● PROBLEM REQUIREMENTS
The result should be a word-for-word retyping of the entries below, free of pictures.

● EXTRACTED DATA
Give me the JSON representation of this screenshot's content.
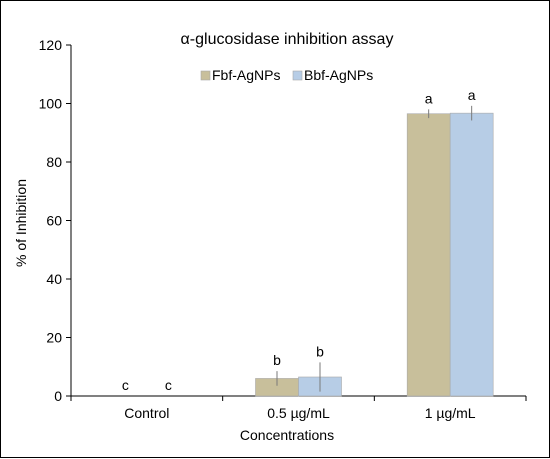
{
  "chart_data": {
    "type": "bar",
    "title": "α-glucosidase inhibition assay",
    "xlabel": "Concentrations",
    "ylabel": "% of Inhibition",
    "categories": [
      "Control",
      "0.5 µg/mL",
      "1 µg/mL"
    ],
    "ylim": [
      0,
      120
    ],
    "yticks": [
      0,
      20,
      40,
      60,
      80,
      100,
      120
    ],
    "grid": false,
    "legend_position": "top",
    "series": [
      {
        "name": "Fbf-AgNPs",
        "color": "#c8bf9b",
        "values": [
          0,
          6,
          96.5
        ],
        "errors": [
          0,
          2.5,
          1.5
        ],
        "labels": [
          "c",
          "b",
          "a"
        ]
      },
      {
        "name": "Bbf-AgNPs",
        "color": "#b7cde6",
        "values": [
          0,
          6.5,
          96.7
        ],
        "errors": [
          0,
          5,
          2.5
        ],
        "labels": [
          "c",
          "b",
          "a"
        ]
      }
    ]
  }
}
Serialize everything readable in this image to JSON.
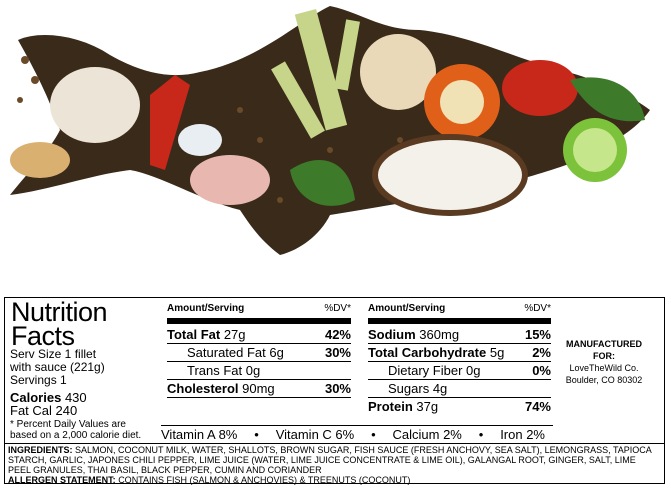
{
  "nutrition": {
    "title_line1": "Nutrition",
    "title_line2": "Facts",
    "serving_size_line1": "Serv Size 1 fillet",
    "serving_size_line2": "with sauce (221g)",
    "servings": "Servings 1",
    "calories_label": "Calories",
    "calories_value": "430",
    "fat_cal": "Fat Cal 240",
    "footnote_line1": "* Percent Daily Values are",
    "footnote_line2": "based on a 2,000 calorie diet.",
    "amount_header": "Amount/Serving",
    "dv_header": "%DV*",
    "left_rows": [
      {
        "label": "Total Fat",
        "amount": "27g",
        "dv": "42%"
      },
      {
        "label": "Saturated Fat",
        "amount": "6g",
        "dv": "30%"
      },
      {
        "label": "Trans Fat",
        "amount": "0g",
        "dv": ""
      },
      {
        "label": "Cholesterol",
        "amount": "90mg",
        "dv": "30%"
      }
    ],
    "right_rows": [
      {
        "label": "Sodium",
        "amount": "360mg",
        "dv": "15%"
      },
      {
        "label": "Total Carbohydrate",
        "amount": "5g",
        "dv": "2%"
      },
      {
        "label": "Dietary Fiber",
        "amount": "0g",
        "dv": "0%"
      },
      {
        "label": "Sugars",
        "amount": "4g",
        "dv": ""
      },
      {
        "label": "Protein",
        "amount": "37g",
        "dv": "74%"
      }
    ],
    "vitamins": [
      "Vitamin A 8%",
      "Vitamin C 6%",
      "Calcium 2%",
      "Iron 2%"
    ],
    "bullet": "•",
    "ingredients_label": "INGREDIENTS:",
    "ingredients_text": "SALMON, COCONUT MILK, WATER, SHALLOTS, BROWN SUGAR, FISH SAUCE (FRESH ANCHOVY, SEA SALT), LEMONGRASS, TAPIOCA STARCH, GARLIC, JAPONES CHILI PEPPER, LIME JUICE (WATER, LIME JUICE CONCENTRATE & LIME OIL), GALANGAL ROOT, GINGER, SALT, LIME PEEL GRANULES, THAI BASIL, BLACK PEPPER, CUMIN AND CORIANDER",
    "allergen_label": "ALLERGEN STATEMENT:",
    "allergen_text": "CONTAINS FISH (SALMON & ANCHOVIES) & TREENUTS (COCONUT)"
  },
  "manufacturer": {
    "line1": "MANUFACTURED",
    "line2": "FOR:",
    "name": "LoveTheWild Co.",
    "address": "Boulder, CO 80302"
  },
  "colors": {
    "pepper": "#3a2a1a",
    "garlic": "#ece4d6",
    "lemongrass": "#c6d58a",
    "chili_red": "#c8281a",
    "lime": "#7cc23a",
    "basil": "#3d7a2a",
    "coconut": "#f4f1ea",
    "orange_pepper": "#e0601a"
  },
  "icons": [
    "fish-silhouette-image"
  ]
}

● EXPECTED ANSWER
Give me the JSON representation of this screenshot's content.
{
  "chart_data": {
    "type": "bar",
    "title": "α-glucosidase inhibition assay",
    "xlabel": "Concentrations",
    "ylabel": "% of Inhibition",
    "categories": [
      "Control",
      "0.5 µg/mL",
      "1 µg/mL"
    ],
    "ylim": [
      0,
      120
    ],
    "yticks": [
      0,
      20,
      40,
      60,
      80,
      100,
      120
    ],
    "grid": false,
    "legend_position": "top",
    "series": [
      {
        "name": "Fbf-AgNPs",
        "color": "#c8bf9b",
        "values": [
          0,
          6,
          96.5
        ],
        "errors": [
          0,
          2.5,
          1.5
        ],
        "labels": [
          "c",
          "b",
          "a"
        ]
      },
      {
        "name": "Bbf-AgNPs",
        "color": "#b7cde6",
        "values": [
          0,
          6.5,
          96.7
        ],
        "errors": [
          0,
          5,
          2.5
        ],
        "labels": [
          "c",
          "b",
          "a"
        ]
      }
    ]
  }
}
Serialize everything readable in this image to JSON.
{
  "nutrition": {
    "title_line1": "Nutrition",
    "title_line2": "Facts",
    "serving_size_line1": "Serv Size 1 fillet",
    "serving_size_line2": "with sauce (221g)",
    "servings": "Servings 1",
    "calories_label": "Calories",
    "calories_value": "430",
    "fat_cal": "Fat Cal 240",
    "footnote_line1": "* Percent Daily Values are",
    "footnote_line2": "based on a 2,000 calorie diet.",
    "amount_header": "Amount/Serving",
    "dv_header": "%DV*",
    "left_rows": [
      {
        "label": "Total Fat",
        "amount": "27g",
        "dv": "42%"
      },
      {
        "label": "Saturated Fat",
        "amount": "6g",
        "dv": "30%"
      },
      {
        "label": "Trans Fat",
        "amount": "0g",
        "dv": ""
      },
      {
        "label": "Cholesterol",
        "amount": "90mg",
        "dv": "30%"
      }
    ],
    "right_rows": [
      {
        "label": "Sodium",
        "amount": "360mg",
        "dv": "15%"
      },
      {
        "label": "Total Carbohydrate",
        "amount": "5g",
        "dv": "2%"
      },
      {
        "label": "Dietary Fiber",
        "amount": "0g",
        "dv": "0%"
      },
      {
        "label": "Sugars",
        "amount": "4g",
        "dv": ""
      },
      {
        "label": "Protein",
        "amount": "37g",
        "dv": "74%"
      }
    ],
    "vitamins": [
      "Vitamin A 8%",
      "Vitamin C 6%",
      "Calcium 2%",
      "Iron 2%"
    ],
    "bullet": "•",
    "ingredients_label": "INGREDIENTS:",
    "ingredients_text": "SALMON, COCONUT MILK, WATER, SHALLOTS, BROWN SUGAR, FISH SAUCE (FRESH ANCHOVY, SEA SALT), LEMONGRASS, TAPIOCA STARCH, GARLIC, JAPONES CHILI PEPPER, LIME JUICE (WATER, LIME JUICE CONCENTRATE & LIME OIL), GALANGAL ROOT, GINGER, SALT, LIME PEEL GRANULES, THAI BASIL, BLACK PEPPER, CUMIN AND CORIANDER",
    "allergen_label": "ALLERGEN STATEMENT:",
    "allergen_text": "CONTAINS FISH (SALMON & ANCHOVIES) & TREENUTS (COCONUT)"
  },
  "manufacturer": {
    "line1": "MANUFACTURED",
    "line2": "FOR:",
    "name": "LoveTheWild Co.",
    "address": "Boulder, CO 80302"
  },
  "colors": {
    "pepper": "#3a2a1a",
    "garlic": "#ece4d6",
    "lemongrass": "#c6d58a",
    "chili_red": "#c8281a",
    "lime": "#7cc23a",
    "basil": "#3d7a2a",
    "coconut": "#f4f1ea",
    "orange_pepper": "#e0601a"
  },
  "icons": [
    "fish-silhouette-image"
  ]
}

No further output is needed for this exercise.